What is the count of lines in the listing below that hold the string "this"? Reply with that number alone.

* begin RAW DATA *

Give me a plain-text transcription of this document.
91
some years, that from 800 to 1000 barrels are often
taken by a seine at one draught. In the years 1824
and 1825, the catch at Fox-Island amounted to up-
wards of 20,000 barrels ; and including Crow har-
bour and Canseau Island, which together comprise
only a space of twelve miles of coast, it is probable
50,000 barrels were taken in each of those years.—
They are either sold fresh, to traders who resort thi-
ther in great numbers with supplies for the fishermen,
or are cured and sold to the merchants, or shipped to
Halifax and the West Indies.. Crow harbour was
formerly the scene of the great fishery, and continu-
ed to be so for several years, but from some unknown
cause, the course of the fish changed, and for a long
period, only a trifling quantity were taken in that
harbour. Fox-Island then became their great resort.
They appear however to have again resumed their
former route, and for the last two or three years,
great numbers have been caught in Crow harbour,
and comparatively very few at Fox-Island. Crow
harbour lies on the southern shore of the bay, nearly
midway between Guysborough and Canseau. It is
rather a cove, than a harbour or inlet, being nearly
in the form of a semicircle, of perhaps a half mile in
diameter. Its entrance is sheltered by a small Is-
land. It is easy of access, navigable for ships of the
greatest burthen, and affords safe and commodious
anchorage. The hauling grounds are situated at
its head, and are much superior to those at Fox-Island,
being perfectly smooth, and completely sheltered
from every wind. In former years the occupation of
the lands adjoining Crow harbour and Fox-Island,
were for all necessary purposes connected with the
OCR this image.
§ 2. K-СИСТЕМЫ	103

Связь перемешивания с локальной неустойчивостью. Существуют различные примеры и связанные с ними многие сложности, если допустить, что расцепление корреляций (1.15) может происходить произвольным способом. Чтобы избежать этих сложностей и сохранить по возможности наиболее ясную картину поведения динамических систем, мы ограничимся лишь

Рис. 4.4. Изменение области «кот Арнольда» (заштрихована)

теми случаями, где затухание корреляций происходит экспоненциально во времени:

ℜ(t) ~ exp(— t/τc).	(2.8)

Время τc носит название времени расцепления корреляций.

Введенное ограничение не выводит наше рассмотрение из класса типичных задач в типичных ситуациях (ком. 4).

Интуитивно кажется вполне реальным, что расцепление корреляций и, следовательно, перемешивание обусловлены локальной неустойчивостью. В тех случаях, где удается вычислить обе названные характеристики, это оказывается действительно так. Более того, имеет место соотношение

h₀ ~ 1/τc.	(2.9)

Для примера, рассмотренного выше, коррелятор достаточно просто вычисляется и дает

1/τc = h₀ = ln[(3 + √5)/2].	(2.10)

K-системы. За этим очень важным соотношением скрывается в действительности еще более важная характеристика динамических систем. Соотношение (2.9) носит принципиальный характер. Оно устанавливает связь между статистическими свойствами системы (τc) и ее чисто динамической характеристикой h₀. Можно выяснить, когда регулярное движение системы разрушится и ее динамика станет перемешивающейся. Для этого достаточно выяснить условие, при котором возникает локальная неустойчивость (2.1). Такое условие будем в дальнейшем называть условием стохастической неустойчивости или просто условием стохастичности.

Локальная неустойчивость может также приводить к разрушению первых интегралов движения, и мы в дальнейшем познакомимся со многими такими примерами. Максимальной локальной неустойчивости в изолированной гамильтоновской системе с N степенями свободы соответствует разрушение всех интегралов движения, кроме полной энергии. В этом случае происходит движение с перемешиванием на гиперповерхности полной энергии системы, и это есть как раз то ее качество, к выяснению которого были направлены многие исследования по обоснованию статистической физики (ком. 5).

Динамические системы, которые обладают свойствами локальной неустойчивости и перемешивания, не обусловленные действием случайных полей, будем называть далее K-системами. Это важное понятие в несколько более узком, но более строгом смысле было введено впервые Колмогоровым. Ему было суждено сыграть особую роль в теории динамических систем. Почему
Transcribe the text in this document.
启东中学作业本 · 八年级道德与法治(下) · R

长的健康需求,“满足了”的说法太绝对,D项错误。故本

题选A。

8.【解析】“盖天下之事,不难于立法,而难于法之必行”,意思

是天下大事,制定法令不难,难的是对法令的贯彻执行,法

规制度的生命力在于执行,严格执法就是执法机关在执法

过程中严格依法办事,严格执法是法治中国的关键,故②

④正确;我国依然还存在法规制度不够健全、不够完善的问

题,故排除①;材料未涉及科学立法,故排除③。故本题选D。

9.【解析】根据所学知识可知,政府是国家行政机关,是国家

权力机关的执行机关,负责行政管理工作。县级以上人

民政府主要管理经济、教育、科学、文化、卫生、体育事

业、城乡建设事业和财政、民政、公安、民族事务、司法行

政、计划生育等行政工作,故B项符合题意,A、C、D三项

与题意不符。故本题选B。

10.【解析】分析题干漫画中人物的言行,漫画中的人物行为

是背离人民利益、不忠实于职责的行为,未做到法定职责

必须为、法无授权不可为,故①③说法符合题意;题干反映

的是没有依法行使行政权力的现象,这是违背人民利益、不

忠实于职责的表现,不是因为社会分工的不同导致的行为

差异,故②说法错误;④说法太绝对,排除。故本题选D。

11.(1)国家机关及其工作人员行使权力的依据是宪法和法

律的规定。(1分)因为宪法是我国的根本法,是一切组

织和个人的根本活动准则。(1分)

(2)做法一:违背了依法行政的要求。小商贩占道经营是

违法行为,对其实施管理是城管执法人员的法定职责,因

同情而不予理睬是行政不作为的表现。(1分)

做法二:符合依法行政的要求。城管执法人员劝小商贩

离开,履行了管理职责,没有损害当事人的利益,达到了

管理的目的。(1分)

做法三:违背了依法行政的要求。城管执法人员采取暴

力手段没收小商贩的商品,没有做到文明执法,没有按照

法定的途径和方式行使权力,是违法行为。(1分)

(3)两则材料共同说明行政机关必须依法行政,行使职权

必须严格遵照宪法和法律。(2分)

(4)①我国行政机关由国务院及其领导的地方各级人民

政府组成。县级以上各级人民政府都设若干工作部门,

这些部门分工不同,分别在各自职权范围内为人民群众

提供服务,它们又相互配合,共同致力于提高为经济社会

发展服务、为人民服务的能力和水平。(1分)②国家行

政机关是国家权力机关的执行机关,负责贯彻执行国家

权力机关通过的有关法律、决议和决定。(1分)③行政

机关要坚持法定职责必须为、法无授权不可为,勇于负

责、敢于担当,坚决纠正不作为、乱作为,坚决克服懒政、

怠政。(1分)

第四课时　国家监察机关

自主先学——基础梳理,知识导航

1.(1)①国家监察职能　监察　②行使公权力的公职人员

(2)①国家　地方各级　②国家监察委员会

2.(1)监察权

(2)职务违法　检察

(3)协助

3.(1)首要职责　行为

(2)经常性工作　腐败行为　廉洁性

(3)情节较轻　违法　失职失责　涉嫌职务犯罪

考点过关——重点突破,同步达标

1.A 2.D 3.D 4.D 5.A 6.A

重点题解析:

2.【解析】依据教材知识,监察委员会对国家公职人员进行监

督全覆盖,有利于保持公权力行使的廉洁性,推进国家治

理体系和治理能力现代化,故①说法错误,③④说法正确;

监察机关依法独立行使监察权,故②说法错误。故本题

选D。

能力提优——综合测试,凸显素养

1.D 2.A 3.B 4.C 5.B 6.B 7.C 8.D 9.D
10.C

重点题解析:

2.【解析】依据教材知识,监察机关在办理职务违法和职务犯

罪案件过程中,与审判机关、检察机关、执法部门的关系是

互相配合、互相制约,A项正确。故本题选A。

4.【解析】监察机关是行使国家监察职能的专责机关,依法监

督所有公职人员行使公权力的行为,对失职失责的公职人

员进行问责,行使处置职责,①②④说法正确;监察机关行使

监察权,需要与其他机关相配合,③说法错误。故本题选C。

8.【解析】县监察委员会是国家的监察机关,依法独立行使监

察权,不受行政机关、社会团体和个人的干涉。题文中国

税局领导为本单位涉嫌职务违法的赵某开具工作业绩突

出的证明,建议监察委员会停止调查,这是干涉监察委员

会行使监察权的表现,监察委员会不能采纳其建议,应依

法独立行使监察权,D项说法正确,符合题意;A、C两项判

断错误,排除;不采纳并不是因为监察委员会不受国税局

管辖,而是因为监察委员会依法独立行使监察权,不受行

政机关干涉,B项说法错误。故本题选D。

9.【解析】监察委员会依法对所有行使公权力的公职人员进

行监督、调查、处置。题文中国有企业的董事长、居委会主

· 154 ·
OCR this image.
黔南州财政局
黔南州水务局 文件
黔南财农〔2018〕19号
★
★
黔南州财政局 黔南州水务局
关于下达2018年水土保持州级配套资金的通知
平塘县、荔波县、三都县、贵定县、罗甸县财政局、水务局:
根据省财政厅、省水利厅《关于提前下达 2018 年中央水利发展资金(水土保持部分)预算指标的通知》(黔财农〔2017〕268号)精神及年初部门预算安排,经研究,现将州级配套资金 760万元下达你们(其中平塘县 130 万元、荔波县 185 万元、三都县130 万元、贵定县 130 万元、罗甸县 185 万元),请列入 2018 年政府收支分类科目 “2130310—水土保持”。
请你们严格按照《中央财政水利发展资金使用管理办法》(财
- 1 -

* end RAW DATA *

■ FULL OUTPUT ■
4